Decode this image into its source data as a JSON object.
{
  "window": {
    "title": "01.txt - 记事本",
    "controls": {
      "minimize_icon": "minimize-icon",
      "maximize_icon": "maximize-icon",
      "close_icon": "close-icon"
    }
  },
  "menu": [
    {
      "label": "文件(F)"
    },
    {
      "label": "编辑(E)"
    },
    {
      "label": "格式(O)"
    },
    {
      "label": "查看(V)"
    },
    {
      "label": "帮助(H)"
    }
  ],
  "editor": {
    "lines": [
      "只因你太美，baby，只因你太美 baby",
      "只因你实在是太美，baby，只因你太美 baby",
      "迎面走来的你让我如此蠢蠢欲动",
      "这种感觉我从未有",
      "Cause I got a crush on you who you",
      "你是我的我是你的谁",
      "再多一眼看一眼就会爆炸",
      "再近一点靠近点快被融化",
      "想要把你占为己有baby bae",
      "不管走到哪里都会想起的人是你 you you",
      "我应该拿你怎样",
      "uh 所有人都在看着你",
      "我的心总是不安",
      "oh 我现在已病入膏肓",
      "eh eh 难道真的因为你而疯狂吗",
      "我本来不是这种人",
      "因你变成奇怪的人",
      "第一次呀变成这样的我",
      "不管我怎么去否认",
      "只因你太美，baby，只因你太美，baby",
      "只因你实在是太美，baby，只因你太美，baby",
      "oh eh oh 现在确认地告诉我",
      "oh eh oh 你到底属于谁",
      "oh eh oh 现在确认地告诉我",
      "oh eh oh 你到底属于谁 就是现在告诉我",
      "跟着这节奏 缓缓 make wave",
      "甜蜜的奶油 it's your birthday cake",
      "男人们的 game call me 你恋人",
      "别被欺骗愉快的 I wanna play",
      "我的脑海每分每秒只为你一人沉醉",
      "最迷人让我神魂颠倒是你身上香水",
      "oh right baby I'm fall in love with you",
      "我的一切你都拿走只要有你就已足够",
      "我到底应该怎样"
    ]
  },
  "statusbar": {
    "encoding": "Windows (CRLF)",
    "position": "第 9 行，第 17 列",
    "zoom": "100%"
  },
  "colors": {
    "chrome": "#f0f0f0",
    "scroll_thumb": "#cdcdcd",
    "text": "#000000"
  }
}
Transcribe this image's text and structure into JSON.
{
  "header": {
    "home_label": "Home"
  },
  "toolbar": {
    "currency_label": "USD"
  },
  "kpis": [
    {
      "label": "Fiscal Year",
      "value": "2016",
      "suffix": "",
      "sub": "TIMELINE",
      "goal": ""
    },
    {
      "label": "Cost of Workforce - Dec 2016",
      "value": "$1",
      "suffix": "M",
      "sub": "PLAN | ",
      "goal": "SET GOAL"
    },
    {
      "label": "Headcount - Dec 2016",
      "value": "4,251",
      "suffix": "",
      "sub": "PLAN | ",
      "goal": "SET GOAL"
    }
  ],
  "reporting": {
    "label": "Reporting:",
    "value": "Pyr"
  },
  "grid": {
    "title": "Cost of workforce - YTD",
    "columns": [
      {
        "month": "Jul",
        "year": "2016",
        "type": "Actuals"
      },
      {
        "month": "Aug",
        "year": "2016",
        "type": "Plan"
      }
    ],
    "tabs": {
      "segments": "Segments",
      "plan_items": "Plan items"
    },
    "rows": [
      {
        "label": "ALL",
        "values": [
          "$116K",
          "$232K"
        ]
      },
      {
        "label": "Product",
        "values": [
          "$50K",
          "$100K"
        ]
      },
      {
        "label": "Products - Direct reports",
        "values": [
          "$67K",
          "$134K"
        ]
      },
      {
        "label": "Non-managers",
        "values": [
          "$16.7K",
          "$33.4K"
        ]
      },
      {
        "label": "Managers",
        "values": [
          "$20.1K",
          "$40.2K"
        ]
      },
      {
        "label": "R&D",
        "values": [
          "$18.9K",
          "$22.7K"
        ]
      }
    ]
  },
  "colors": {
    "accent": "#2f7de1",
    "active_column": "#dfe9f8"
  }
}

+ + + + +

## Request
Print the records above in full, exactly.

## Response to this exercise
Decode this image into its source data as a JSON object.
{
  "window": {
    "title": "01.txt - 记事本",
    "controls": {
      "minimize_icon": "minimize-icon",
      "maximize_icon": "maximize-icon",
      "close_icon": "close-icon"
    }
  },
  "menu": [
    {
      "label": "文件(F)"
    },
    {
      "label": "编辑(E)"
    },
    {
      "label": "格式(O)"
    },
    {
      "label": "查看(V)"
    },
    {
      "label": "帮助(H)"
    }
  ],
  "editor": {
    "lines": [
      "只因你太美，baby，只因你太美 baby",
      "只因你实在是太美，baby，只因你太美 baby",
      "迎面走来的你让我如此蠢蠢欲动",
      "这种感觉我从未有",
      "Cause I got a crush on you who you",
      "你是我的我是你的谁",
      "再多一眼看一眼就会爆炸",
      "再近一点靠近点快被融化",
      "想要把你占为己有baby bae",
      "不管走到哪里都会想起的人是你 you you",
      "我应该拿你怎样",
      "uh 所有人都在看着你",
      "我的心总是不安",
      "oh 我现在已病入膏肓",
      "eh eh 难道真的因为你而疯狂吗",
      "我本来不是这种人",
      "因你变成奇怪的人",
      "第一次呀变成这样的我",
      "不管我怎么去否认",
      "只因你太美，baby，只因你太美，baby",
      "只因你实在是太美，baby，只因你太美，baby",
      "oh eh oh 现在确认地告诉我",
      "oh eh oh 你到底属于谁",
      "oh eh oh 现在确认地告诉我",
      "oh eh oh 你到底属于谁 就是现在告诉我",
      "跟着这节奏 缓缓 make wave",
      "甜蜜的奶油 it's your birthday cake",
      "男人们的 game call me 你恋人",
      "别被欺骗愉快的 I wanna play",
      "我的脑海每分每秒只为你一人沉醉",
      "最迷人让我神魂颠倒是你身上香水",
      "oh right baby I'm fall in love with you",
      "我的一切你都拿走只要有你就已足够",
      "我到底应该怎样"
    ]
  },
  "statusbar": {
    "encoding": "Windows (CRLF)",
    "position": "第 9 行，第 17 列",
    "zoom": "100%"
  },
  "colors": {
    "chrome": "#f0f0f0",
    "scroll_thumb": "#cdcdcd",
    "text": "#000000"
  }
}
Transcribe this image's text and structure into JSON.
{
  "header": {
    "home_label": "Home"
  },
  "toolbar": {
    "currency_label": "USD"
  },
  "kpis": [
    {
      "label": "Fiscal Year",
      "value": "2016",
      "suffix": "",
      "sub": "TIMELINE",
      "goal": ""
    },
    {
      "label": "Cost of Workforce - Dec 2016",
      "value": "$1",
      "suffix": "M",
      "sub": "PLAN | ",
      "goal": "SET GOAL"
    },
    {
      "label": "Headcount - Dec 2016",
      "value": "4,251",
      "suffix": "",
      "sub": "PLAN | ",
      "goal": "SET GOAL"
    }
  ],
  "reporting": {
    "label": "Reporting:",
    "value": "Pyr"
  },
  "grid": {
    "title": "Cost of workforce - YTD",
    "columns": [
      {
        "month": "Jul",
        "year": "2016",
        "type": "Actuals"
      },
      {
        "month": "Aug",
        "year": "2016",
        "type": "Plan"
      }
    ],
    "tabs": {
      "segments": "Segments",
      "plan_items": "Plan items"
    },
    "rows": [
      {
        "label": "ALL",
        "values": [
          "$116K",
          "$232K"
        ]
      },
      {
        "label": "Product",
        "values": [
          "$50K",
          "$100K"
        ]
      },
      {
        "label": "Products - Direct reports",
        "values": [
          "$67K",
          "$134K"
        ]
      },
      {
        "label": "Non-managers",
        "values": [
          "$16.7K",
          "$33.4K"
        ]
      },
      {
        "label": "Managers",
        "values": [
          "$20.1K",
          "$40.2K"
        ]
      },
      {
        "label": "R&D",
        "values": [
          "$18.9K",
          "$22.7K"
        ]
      }
    ]
  },
  "colors": {
    "accent": "#2f7de1",
    "active_column": "#dfe9f8"
  }
}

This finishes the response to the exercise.